[BEGIN Data to process]
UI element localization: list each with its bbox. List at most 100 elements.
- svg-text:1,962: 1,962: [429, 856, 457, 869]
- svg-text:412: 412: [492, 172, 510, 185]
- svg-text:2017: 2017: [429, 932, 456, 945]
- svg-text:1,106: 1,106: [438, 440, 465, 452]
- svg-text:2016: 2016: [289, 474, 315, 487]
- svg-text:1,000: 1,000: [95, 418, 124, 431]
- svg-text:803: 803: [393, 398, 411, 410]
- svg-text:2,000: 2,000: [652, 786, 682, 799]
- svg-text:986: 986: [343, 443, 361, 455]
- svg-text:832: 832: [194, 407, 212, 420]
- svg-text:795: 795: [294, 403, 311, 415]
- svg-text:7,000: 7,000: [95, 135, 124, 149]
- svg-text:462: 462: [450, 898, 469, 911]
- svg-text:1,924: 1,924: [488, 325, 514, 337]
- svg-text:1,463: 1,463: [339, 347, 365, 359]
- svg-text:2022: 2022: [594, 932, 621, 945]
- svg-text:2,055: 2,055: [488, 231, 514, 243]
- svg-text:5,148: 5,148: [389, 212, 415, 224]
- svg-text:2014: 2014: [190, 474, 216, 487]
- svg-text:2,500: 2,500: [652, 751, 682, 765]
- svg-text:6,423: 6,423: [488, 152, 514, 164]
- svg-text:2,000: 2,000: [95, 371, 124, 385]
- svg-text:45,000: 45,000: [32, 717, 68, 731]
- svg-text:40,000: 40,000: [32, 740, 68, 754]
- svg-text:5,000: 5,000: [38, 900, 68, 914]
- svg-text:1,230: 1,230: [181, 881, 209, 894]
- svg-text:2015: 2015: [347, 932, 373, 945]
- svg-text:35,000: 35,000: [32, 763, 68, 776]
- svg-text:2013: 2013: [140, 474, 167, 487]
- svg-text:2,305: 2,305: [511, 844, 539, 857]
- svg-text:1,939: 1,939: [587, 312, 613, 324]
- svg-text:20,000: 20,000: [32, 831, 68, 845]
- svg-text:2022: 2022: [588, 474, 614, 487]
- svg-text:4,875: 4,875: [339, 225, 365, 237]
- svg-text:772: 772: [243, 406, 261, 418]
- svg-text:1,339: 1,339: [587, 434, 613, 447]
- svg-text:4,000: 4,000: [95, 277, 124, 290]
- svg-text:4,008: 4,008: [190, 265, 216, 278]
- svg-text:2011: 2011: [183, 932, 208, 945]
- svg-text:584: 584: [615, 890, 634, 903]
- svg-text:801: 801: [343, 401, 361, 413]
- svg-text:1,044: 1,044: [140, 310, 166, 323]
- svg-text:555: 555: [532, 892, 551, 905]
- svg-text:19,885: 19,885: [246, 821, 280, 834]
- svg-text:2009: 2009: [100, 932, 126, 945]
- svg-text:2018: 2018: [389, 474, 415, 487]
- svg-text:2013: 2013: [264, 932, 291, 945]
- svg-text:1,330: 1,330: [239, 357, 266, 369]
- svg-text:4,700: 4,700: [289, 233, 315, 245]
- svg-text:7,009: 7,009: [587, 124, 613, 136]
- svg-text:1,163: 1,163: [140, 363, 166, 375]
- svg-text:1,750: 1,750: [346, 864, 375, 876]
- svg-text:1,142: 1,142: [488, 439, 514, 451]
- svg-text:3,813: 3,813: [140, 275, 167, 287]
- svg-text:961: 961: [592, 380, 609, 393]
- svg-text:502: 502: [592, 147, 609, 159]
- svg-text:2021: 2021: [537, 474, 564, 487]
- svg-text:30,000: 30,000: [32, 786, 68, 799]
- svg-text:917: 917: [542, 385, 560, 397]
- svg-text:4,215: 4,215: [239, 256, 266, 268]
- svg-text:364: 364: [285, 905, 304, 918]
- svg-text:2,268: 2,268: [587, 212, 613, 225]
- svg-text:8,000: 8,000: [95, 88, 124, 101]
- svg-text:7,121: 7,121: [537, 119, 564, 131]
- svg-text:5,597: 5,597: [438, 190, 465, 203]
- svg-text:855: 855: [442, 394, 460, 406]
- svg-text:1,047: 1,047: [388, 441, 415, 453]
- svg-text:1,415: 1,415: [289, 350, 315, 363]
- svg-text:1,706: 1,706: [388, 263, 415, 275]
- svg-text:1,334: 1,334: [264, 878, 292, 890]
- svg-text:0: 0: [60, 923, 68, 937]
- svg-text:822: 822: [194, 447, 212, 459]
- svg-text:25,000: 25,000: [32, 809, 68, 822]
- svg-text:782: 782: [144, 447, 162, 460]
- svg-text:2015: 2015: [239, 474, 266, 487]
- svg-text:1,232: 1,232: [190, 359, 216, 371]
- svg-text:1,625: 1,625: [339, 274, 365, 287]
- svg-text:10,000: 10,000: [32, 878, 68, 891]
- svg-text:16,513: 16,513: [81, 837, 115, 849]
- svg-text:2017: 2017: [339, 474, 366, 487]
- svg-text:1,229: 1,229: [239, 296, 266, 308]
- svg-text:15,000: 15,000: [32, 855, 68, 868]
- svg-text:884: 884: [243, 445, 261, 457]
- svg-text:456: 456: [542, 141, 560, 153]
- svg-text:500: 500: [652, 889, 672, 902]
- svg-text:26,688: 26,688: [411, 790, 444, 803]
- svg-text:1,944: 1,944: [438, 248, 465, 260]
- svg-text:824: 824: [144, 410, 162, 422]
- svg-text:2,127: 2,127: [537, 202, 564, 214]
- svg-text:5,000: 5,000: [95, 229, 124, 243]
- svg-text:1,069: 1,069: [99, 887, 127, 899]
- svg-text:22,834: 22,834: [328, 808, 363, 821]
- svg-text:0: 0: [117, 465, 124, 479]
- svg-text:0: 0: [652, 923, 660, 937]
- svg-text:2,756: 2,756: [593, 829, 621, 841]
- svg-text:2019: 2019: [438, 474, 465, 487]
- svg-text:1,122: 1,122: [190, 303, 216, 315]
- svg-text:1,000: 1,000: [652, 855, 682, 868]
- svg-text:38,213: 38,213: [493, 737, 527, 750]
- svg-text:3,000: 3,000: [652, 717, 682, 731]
[END Data to process]
▶ What the task requires
Please quote the listing above word for word, starting at its first line and ending at the line that contains "- svg-text:2,000: 2,000: [652, 786, 682, 799]", with both of those lines included.

▶ Result of this task
UI element localization: list each with its bbox. List at most 100 elements.
- svg-text:1,962: 1,962: [429, 856, 457, 869]
- svg-text:412: 412: [492, 172, 510, 185]
- svg-text:2017: 2017: [429, 932, 456, 945]
- svg-text:1,106: 1,106: [438, 440, 465, 452]
- svg-text:2016: 2016: [289, 474, 315, 487]
- svg-text:1,000: 1,000: [95, 418, 124, 431]
- svg-text:803: 803: [393, 398, 411, 410]
- svg-text:2,000: 2,000: [652, 786, 682, 799]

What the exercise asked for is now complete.